Problem statement. Copy every entry word for word, but skip the pictures.

(Extracted data entries)

__________________________________________________

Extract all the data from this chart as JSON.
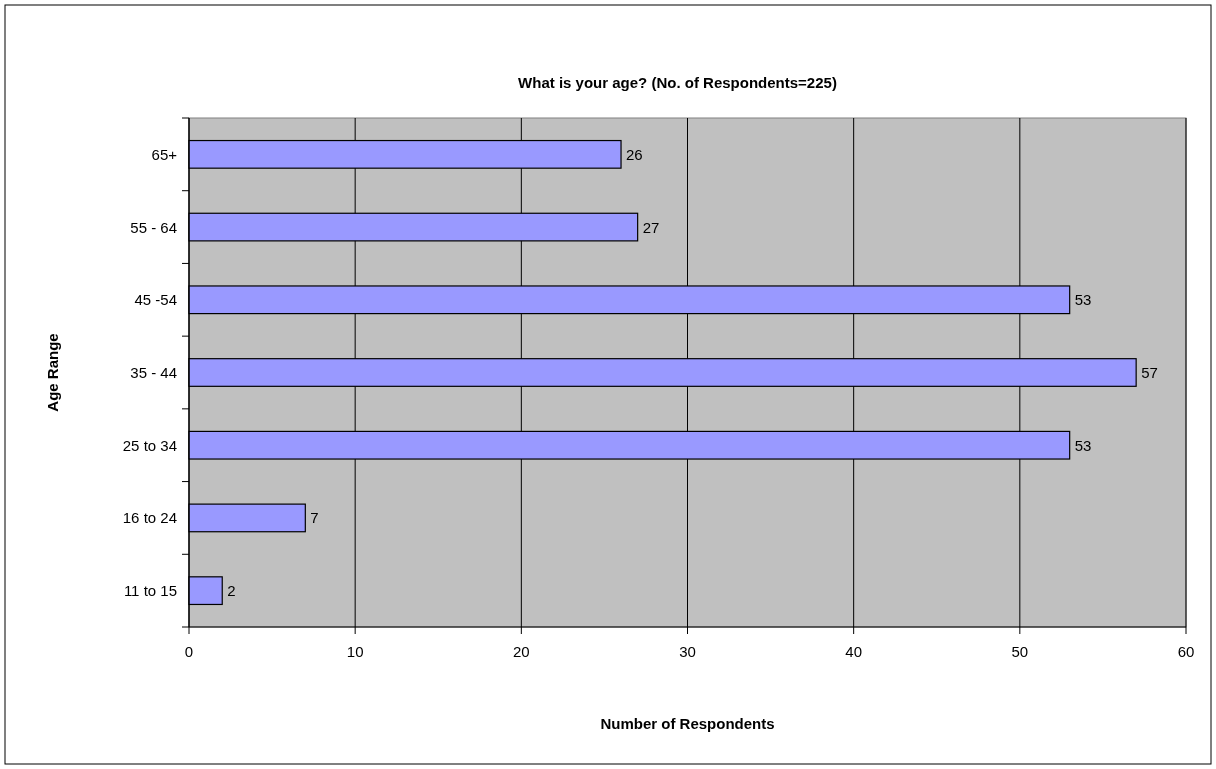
{
  "chart_data": {
    "type": "bar",
    "orientation": "horizontal",
    "title": "What is your age? (No. of Respondents=225)",
    "xlabel": "Number of Respondents",
    "ylabel": "Age Range",
    "categories": [
      "65+",
      "55 - 64",
      "45 -54",
      "35 - 44",
      "25 to 34",
      "16 to 24",
      "11 to 15"
    ],
    "values": [
      26,
      27,
      53,
      57,
      53,
      7,
      2
    ],
    "color": "#9999ff",
    "xlim": [
      0,
      60
    ],
    "xticks": [
      0,
      10,
      20,
      30,
      40,
      50,
      60
    ],
    "grid": "x",
    "data_labels": true
  }
}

__________________________________________________

Written reply.
Extract all the data from this chart as JSON.
{
  "chart_data": {
    "type": "bar",
    "orientation": "horizontal",
    "title": "What is your age? (No. of Respondents=225)",
    "xlabel": "Number of Respondents",
    "ylabel": "Age Range",
    "categories": [
      "65+",
      "55 - 64",
      "45 -54",
      "35 - 44",
      "25 to 34",
      "16 to 24",
      "11 to 15"
    ],
    "values": [
      26,
      27,
      53,
      57,
      53,
      7,
      2
    ],
    "color": "#9999ff",
    "xlim": [
      0,
      60
    ],
    "xticks": [
      0,
      10,
      20,
      30,
      40,
      50,
      60
    ],
    "grid": "x",
    "data_labels": true
  }
}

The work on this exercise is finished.